--- Start RECORDS FOR THE EXERCISE ---
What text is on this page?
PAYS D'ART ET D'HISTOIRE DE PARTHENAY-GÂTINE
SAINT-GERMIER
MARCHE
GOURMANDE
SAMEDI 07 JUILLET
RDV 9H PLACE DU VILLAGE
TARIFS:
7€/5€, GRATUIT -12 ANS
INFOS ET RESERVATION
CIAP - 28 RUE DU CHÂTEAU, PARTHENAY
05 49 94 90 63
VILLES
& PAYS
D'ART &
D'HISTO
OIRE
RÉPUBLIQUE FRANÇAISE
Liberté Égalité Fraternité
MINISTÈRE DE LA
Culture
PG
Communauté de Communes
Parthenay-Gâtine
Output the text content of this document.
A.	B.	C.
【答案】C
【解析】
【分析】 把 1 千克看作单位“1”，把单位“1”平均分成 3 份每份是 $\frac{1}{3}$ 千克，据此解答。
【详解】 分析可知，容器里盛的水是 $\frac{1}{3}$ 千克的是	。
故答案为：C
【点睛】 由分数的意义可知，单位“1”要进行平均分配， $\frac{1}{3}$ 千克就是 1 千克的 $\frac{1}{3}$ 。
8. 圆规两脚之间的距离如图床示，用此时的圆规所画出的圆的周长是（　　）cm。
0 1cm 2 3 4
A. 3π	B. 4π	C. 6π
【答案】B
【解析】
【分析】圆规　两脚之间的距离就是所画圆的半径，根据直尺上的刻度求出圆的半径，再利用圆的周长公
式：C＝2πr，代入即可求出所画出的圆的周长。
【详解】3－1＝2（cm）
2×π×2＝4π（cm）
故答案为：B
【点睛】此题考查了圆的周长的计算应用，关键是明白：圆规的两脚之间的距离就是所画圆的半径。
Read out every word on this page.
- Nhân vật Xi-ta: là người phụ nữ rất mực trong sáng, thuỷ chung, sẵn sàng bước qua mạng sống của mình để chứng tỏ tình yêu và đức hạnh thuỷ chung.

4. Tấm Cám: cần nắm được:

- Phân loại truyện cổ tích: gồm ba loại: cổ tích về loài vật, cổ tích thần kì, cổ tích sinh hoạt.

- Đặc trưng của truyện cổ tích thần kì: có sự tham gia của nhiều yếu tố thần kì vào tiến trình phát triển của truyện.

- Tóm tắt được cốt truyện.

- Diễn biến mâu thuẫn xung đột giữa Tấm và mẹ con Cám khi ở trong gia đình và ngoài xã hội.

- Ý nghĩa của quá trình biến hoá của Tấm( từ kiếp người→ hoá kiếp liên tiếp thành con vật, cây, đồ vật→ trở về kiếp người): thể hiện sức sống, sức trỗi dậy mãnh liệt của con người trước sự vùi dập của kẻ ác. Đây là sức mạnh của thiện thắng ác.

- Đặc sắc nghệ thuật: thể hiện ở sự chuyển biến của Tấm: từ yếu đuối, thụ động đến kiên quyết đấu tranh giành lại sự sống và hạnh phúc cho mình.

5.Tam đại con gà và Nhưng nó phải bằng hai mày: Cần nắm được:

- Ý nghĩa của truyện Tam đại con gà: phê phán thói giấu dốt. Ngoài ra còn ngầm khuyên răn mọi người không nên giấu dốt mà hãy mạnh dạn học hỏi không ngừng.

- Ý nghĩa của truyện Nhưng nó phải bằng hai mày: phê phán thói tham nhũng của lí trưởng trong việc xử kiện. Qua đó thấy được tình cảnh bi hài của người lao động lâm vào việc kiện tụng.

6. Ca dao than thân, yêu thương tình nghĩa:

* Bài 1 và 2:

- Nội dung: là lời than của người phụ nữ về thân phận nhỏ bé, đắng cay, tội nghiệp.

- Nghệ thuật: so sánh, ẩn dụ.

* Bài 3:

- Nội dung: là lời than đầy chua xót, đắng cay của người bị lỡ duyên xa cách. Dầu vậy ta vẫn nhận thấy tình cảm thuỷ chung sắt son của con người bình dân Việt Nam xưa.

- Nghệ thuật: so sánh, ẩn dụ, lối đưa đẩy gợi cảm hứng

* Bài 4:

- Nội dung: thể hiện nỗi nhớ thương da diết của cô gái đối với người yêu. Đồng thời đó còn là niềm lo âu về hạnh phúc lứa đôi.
--- End RECORDS FOR THE EXERCISE ---
=== WHAT TO PRODUCE ===
Exactly reproduce all of the entries above.

=== FULL ANSWER ===
What text is on this page?
PAYS D'ART ET D'HISTOIRE DE PARTHENAY-GÂTINE
SAINT-GERMIER
MARCHE
GOURMANDE
SAMEDI 07 JUILLET
RDV 9H PLACE DU VILLAGE
TARIFS:
7€/5€, GRATUIT -12 ANS
INFOS ET RESERVATION
CIAP - 28 RUE DU CHÂTEAU, PARTHENAY
05 49 94 90 63
VILLES
& PAYS
D'ART &
D'HISTO
OIRE
RÉPUBLIQUE FRANÇAISE
Liberté Égalité Fraternité
MINISTÈRE DE LA
Culture
PG
Communauté de Communes
Parthenay-Gâtine
Output the text content of this document.
A.	B.	C.
【答案】C
【解析】
【分析】 把 1 千克看作单位“1”，把单位“1”平均分成 3 份每份是 $\frac{1}{3}$ 千克，据此解答。
【详解】 分析可知，容器里盛的水是 $\frac{1}{3}$ 千克的是	。
故答案为：C
【点睛】 由分数的意义可知，单位“1”要进行平均分配， $\frac{1}{3}$ 千克就是 1 千克的 $\frac{1}{3}$ 。
8. 圆规两脚之间的距离如图床示，用此时的圆规所画出的圆的周长是（　　）cm。
0 1cm 2 3 4
A. 3π	B. 4π	C. 6π
【答案】B
【解析】
【分析】圆规　两脚之间的距离就是所画圆的半径，根据直尺上的刻度求出圆的半径，再利用圆的周长公
式：C＝2πr，代入即可求出所画出的圆的周长。
【详解】3－1＝2（cm）
2×π×2＝4π（cm）
故答案为：B
【点睛】此题考查了圆的周长的计算应用，关键是明白：圆规的两脚之间的距离就是所画圆的半径。
Read out every word on this page.
- Nhân vật Xi-ta: là người phụ nữ rất mực trong sáng, thuỷ chung, sẵn sàng bước qua mạng sống của mình để chứng tỏ tình yêu và đức hạnh thuỷ chung.

4. Tấm Cám: cần nắm được:

- Phân loại truyện cổ tích: gồm ba loại: cổ tích về loài vật, cổ tích thần kì, cổ tích sinh hoạt.

- Đặc trưng của truyện cổ tích thần kì: có sự tham gia của nhiều yếu tố thần kì vào tiến trình phát triển của truyện.

- Tóm tắt được cốt truyện.

- Diễn biến mâu thuẫn xung đột giữa Tấm và mẹ con Cám khi ở trong gia đình và ngoài xã hội.

- Ý nghĩa của quá trình biến hoá của Tấm( từ kiếp người→ hoá kiếp liên tiếp thành con vật, cây, đồ vật→ trở về kiếp người): thể hiện sức sống, sức trỗi dậy mãnh liệt của con người trước sự vùi dập của kẻ ác. Đây là sức mạnh của thiện thắng ác.

- Đặc sắc nghệ thuật: thể hiện ở sự chuyển biến của Tấm: từ yếu đuối, thụ động đến kiên quyết đấu tranh giành lại sự sống và hạnh phúc cho mình.

5.Tam đại con gà và Nhưng nó phải bằng hai mày: Cần nắm được:

- Ý nghĩa của truyện Tam đại con gà: phê phán thói giấu dốt. Ngoài ra còn ngầm khuyên răn mọi người không nên giấu dốt mà hãy mạnh dạn học hỏi không ngừng.

- Ý nghĩa của truyện Nhưng nó phải bằng hai mày: phê phán thói tham nhũng của lí trưởng trong việc xử kiện. Qua đó thấy được tình cảnh bi hài của người lao động lâm vào việc kiện tụng.

6. Ca dao than thân, yêu thương tình nghĩa:

* Bài 1 và 2:

- Nội dung: là lời than của người phụ nữ về thân phận nhỏ bé, đắng cay, tội nghiệp.

- Nghệ thuật: so sánh, ẩn dụ.

* Bài 3:

- Nội dung: là lời than đầy chua xót, đắng cay của người bị lỡ duyên xa cách. Dầu vậy ta vẫn nhận thấy tình cảm thuỷ chung sắt son của con người bình dân Việt Nam xưa.

- Nghệ thuật: so sánh, ẩn dụ, lối đưa đẩy gợi cảm hứng

* Bài 4:

- Nội dung: thể hiện nỗi nhớ thương da diết của cô gái đối với người yêu. Đồng thời đó còn là niềm lo âu về hạnh phúc lứa đôi.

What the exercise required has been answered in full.